What you will do: Please copy the records from the line with "give bounding boxes" through the line with "svg-text:CHAMBRE 3: CHAMBRE", renaming "ESPACE DE VIE" to "SEJOUR" wherever it occurs and keeping everything else unchanged. Omit the pictures from your answer.
— begin Data —
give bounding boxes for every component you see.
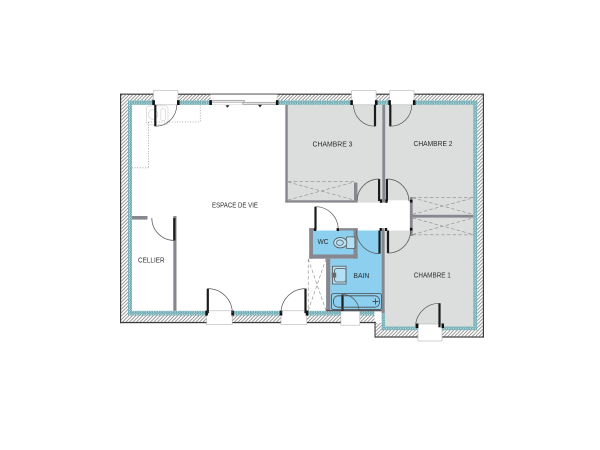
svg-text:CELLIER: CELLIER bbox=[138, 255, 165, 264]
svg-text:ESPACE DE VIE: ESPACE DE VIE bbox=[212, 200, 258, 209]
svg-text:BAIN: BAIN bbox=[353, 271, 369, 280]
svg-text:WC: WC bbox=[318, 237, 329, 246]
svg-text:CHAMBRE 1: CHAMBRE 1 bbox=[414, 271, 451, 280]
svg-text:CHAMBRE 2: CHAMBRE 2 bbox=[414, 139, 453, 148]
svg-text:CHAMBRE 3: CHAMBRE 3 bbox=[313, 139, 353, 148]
— end Data —
— begin Data —
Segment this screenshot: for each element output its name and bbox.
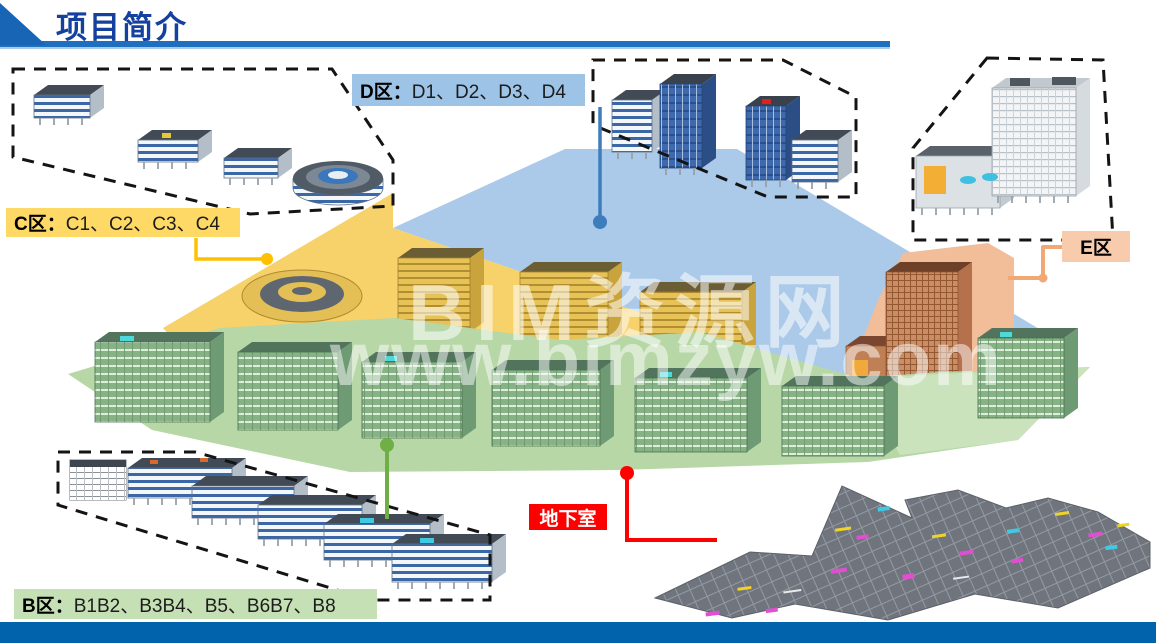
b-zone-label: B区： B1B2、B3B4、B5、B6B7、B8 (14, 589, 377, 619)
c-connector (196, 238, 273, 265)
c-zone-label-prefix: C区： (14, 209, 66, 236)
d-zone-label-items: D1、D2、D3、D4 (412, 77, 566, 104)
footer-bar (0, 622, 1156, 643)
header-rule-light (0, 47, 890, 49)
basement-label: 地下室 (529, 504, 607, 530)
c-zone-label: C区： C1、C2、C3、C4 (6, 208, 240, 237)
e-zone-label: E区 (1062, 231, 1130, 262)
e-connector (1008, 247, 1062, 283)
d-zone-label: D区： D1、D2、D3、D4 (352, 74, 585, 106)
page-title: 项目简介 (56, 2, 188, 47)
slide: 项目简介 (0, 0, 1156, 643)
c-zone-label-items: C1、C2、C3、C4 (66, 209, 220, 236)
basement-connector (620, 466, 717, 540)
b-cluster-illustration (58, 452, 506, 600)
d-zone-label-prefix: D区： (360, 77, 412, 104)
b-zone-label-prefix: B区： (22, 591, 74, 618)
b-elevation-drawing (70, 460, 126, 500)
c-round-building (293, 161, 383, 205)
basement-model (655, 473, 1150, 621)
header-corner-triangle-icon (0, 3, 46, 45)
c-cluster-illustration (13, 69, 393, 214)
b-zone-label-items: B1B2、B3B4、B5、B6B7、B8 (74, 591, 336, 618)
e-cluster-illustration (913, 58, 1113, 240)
— end Data —
Response below:
give bounding boxes for every component you see.
svg-text:CELLIER: CELLIER bbox=[138, 255, 165, 264]
svg-text:SEJOUR: SEJOUR bbox=[212, 200, 258, 209]
svg-text:BAIN: BAIN bbox=[353, 271, 369, 280]
svg-text:WC: WC bbox=[318, 237, 329, 246]
svg-text:CHAMBRE 1: CHAMBRE 1 bbox=[414, 271, 451, 280]
svg-text:CHAMBRE 2: CHAMBRE 2 bbox=[414, 139, 453, 148]
svg-text:CHAMBRE 3: CHAMBRE 3 bbox=[313, 139, 353, 148]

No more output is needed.